→ **Saved data entries**:

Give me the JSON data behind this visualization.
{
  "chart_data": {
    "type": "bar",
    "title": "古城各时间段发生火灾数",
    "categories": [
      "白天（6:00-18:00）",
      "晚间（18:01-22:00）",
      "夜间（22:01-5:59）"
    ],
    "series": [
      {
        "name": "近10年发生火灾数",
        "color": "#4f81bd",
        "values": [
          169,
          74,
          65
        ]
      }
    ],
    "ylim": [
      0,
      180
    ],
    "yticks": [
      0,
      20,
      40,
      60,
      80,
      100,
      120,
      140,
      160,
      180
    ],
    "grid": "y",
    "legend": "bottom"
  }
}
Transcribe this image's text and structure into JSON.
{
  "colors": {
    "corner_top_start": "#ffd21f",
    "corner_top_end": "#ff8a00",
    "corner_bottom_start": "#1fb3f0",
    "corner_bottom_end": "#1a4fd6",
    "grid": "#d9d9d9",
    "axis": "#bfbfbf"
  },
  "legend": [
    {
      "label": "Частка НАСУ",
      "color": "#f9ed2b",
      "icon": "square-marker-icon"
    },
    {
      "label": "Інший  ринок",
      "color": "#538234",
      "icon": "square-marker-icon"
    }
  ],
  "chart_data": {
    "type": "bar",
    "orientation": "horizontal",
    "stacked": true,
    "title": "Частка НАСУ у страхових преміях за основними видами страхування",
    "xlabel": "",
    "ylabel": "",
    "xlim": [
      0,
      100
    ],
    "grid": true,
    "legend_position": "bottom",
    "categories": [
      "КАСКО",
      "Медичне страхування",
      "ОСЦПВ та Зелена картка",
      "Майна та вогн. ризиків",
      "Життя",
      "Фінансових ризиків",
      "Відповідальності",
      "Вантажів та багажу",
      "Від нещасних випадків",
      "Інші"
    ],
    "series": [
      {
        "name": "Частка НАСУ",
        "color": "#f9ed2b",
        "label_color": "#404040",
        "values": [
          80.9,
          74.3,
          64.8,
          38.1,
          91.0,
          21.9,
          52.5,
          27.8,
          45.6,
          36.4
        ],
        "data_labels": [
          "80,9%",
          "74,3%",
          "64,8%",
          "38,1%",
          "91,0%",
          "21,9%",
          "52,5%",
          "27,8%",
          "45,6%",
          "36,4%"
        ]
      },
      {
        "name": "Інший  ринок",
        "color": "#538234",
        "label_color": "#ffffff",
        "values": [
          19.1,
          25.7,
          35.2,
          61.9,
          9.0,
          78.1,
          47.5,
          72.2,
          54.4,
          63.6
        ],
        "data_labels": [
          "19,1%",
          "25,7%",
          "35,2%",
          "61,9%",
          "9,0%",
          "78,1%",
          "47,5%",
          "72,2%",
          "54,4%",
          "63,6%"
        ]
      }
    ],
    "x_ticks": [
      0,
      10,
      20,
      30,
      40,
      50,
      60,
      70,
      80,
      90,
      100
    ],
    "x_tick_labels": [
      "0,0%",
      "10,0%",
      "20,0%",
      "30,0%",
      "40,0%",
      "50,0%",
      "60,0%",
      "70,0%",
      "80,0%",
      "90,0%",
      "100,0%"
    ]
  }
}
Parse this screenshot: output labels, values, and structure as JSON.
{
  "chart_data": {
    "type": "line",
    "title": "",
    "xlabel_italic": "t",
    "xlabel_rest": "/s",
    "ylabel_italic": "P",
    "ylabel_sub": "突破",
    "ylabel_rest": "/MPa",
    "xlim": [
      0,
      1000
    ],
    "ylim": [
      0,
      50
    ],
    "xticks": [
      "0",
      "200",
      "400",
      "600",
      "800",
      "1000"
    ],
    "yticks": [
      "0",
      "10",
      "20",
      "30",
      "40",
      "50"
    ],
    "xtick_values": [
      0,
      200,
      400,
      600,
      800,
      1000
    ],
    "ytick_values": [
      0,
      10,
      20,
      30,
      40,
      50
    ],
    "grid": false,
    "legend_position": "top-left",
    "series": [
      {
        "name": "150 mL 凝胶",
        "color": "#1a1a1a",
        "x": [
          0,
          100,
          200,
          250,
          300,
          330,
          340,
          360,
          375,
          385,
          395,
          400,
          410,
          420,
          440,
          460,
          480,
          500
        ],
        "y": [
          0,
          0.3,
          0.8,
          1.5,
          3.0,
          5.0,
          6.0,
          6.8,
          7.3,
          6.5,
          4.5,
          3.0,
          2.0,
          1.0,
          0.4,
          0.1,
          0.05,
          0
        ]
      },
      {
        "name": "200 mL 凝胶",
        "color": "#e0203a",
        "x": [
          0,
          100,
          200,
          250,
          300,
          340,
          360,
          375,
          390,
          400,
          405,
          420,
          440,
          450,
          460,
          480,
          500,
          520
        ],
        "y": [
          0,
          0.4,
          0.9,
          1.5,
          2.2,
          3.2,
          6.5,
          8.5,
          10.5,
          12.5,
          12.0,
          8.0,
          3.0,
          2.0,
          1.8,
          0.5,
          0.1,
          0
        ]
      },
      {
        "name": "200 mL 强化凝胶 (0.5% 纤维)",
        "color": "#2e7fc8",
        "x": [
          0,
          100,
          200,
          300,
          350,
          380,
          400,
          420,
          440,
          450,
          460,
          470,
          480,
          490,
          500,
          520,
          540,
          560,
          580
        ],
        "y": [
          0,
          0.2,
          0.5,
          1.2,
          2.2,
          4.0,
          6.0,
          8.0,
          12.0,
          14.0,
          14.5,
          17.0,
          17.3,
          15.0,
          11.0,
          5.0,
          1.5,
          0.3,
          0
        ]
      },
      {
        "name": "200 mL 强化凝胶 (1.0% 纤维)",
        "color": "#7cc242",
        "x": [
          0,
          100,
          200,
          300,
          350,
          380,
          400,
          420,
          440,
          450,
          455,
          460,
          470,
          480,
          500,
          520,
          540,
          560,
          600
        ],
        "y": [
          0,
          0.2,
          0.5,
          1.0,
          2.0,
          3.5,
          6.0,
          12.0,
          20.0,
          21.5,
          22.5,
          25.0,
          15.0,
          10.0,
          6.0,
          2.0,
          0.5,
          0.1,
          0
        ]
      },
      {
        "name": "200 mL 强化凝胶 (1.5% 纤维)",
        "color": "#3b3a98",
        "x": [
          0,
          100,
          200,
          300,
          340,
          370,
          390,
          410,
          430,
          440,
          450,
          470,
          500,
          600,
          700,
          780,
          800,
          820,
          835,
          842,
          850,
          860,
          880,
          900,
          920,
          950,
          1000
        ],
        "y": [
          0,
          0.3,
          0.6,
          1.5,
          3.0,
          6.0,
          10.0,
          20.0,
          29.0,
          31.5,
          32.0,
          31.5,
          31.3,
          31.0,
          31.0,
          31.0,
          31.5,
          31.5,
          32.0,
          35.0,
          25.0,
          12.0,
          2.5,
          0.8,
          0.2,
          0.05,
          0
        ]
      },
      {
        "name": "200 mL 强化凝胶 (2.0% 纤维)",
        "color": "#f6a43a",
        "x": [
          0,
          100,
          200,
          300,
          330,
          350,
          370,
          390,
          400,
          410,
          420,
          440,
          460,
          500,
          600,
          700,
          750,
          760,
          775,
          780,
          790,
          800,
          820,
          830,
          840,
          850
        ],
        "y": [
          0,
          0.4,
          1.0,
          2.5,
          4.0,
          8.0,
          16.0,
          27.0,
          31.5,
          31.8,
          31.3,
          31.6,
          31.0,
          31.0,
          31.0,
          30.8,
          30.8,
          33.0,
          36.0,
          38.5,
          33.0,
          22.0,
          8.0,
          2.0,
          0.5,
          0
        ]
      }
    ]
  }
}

→ **PROBLEM DESCRIPTION**:
Take the lines above and retype all of them exactly.

→ **CORRECT RESULT**:
Give me the JSON data behind this visualization.
{
  "chart_data": {
    "type": "bar",
    "title": "古城各时间段发生火灾数",
    "categories": [
      "白天（6:00-18:00）",
      "晚间（18:01-22:00）",
      "夜间（22:01-5:59）"
    ],
    "series": [
      {
        "name": "近10年发生火灾数",
        "color": "#4f81bd",
        "values": [
          169,
          74,
          65
        ]
      }
    ],
    "ylim": [
      0,
      180
    ],
    "yticks": [
      0,
      20,
      40,
      60,
      80,
      100,
      120,
      140,
      160,
      180
    ],
    "grid": "y",
    "legend": "bottom"
  }
}
Transcribe this image's text and structure into JSON.
{
  "colors": {
    "corner_top_start": "#ffd21f",
    "corner_top_end": "#ff8a00",
    "corner_bottom_start": "#1fb3f0",
    "corner_bottom_end": "#1a4fd6",
    "grid": "#d9d9d9",
    "axis": "#bfbfbf"
  },
  "legend": [
    {
      "label": "Частка НАСУ",
      "color": "#f9ed2b",
      "icon": "square-marker-icon"
    },
    {
      "label": "Інший  ринок",
      "color": "#538234",
      "icon": "square-marker-icon"
    }
  ],
  "chart_data": {
    "type": "bar",
    "orientation": "horizontal",
    "stacked": true,
    "title": "Частка НАСУ у страхових преміях за основними видами страхування",
    "xlabel": "",
    "ylabel": "",
    "xlim": [
      0,
      100
    ],
    "grid": true,
    "legend_position": "bottom",
    "categories": [
      "КАСКО",
      "Медичне страхування",
      "ОСЦПВ та Зелена картка",
      "Майна та вогн. ризиків",
      "Життя",
      "Фінансових ризиків",
      "Відповідальності",
      "Вантажів та багажу",
      "Від нещасних випадків",
      "Інші"
    ],
    "series": [
      {
        "name": "Частка НАСУ",
        "color": "#f9ed2b",
        "label_color": "#404040",
        "values": [
          80.9,
          74.3,
          64.8,
          38.1,
          91.0,
          21.9,
          52.5,
          27.8,
          45.6,
          36.4
        ],
        "data_labels": [
          "80,9%",
          "74,3%",
          "64,8%",
          "38,1%",
          "91,0%",
          "21,9%",
          "52,5%",
          "27,8%",
          "45,6%",
          "36,4%"
        ]
      },
      {
        "name": "Інший  ринок",
        "color": "#538234",
        "label_color": "#ffffff",
        "values": [
          19.1,
          25.7,
          35.2,
          61.9,
          9.0,
          78.1,
          47.5,
          72.2,
          54.4,
          63.6
        ],
        "data_labels": [
          "19,1%",
          "25,7%",
          "35,2%",
          "61,9%",
          "9,0%",
          "78,1%",
          "47,5%",
          "72,2%",
          "54,4%",
          "63,6%"
        ]
      }
    ],
    "x_ticks": [
      0,
      10,
      20,
      30,
      40,
      50,
      60,
      70,
      80,
      90,
      100
    ],
    "x_tick_labels": [
      "0,0%",
      "10,0%",
      "20,0%",
      "30,0%",
      "40,0%",
      "50,0%",
      "60,0%",
      "70,0%",
      "80,0%",
      "90,0%",
      "100,0%"
    ]
  }
}
Parse this screenshot: output labels, values, and structure as JSON.
{
  "chart_data": {
    "type": "line",
    "title": "",
    "xlabel_italic": "t",
    "xlabel_rest": "/s",
    "ylabel_italic": "P",
    "ylabel_sub": "突破",
    "ylabel_rest": "/MPa",
    "xlim": [
      0,
      1000
    ],
    "ylim": [
      0,
      50
    ],
    "xticks": [
      "0",
      "200",
      "400",
      "600",
      "800",
      "1000"
    ],
    "yticks": [
      "0",
      "10",
      "20",
      "30",
      "40",
      "50"
    ],
    "xtick_values": [
      0,
      200,
      400,
      600,
      800,
      1000
    ],
    "ytick_values": [
      0,
      10,
      20,
      30,
      40,
      50
    ],
    "grid": false,
    "legend_position": "top-left",
    "series": [
      {
        "name": "150 mL 凝胶",
        "color": "#1a1a1a",
        "x": [
          0,
          100,
          200,
          250,
          300,
          330,
          340,
          360,
          375,
          385,
          395,
          400,
          410,
          420,
          440,
          460,
          480,
          500
        ],
        "y": [
          0,
          0.3,
          0.8,
          1.5,
          3.0,
          5.0,
          6.0,
          6.8,
          7.3,
          6.5,
          4.5,
          3.0,
          2.0,
          1.0,
          0.4,
          0.1,
          0.05,
          0
        ]
      },
      {
        "name": "200 mL 凝胶",
        "color": "#e0203a",
        "x": [
          0,
          100,
          200,
          250,
          300,
          340,
          360,
          375,
          390,
          400,
          405,
          420,
          440,
          450,
          460,
          480,
          500,
          520
        ],
        "y": [
          0,
          0.4,
          0.9,
          1.5,
          2.2,
          3.2,
          6.5,
          8.5,
          10.5,
          12.5,
          12.0,
          8.0,
          3.0,
          2.0,
          1.8,
          0.5,
          0.1,
          0
        ]
      },
      {
        "name": "200 mL 强化凝胶 (0.5% 纤维)",
        "color": "#2e7fc8",
        "x": [
          0,
          100,
          200,
          300,
          350,
          380,
          400,
          420,
          440,
          450,
          460,
          470,
          480,
          490,
          500,
          520,
          540,
          560,
          580
        ],
        "y": [
          0,
          0.2,
          0.5,
          1.2,
          2.2,
          4.0,
          6.0,
          8.0,
          12.0,
          14.0,
          14.5,
          17.0,
          17.3,
          15.0,
          11.0,
          5.0,
          1.5,
          0.3,
          0
        ]
      },
      {
        "name": "200 mL 强化凝胶 (1.0% 纤维)",
        "color": "#7cc242",
        "x": [
          0,
          100,
          200,
          300,
          350,
          380,
          400,
          420,
          440,
          450,
          455,
          460,
          470,
          480,
          500,
          520,
          540,
          560,
          600
        ],
        "y": [
          0,
          0.2,
          0.5,
          1.0,
          2.0,
          3.5,
          6.0,
          12.0,
          20.0,
          21.5,
          22.5,
          25.0,
          15.0,
          10.0,
          6.0,
          2.0,
          0.5,
          0.1,
          0
        ]
      },
      {
        "name": "200 mL 强化凝胶 (1.5% 纤维)",
        "color": "#3b3a98",
        "x": [
          0,
          100,
          200,
          300,
          340,
          370,
          390,
          410,
          430,
          440,
          450,
          470,
          500,
          600,
          700,
          780,
          800,
          820,
          835,
          842,
          850,
          860,
          880,
          900,
          920,
          950,
          1000
        ],
        "y": [
          0,
          0.3,
          0.6,
          1.5,
          3.0,
          6.0,
          10.0,
          20.0,
          29.0,
          31.5,
          32.0,
          31.5,
          31.3,
          31.0,
          31.0,
          31.0,
          31.5,
          31.5,
          32.0,
          35.0,
          25.0,
          12.0,
          2.5,
          0.8,
          0.2,
          0.05,
          0
        ]
      },
      {
        "name": "200 mL 强化凝胶 (2.0% 纤维)",
        "color": "#f6a43a",
        "x": [
          0,
          100,
          200,
          300,
          330,
          350,
          370,
          390,
          400,
          410,
          420,
          440,
          460,
          500,
          600,
          700,
          750,
          760,
          775,
          780,
          790,
          800,
          820,
          830,
          840,
          850
        ],
        "y": [
          0,
          0.4,
          1.0,
          2.5,
          4.0,
          8.0,
          16.0,
          27.0,
          31.5,
          31.8,
          31.3,
          31.6,
          31.0,
          31.0,
          31.0,
          30.8,
          30.8,
          33.0,
          36.0,
          38.5,
          33.0,
          22.0,
          8.0,
          2.0,
          0.5,
          0
        ]
      }
    ]
  }
}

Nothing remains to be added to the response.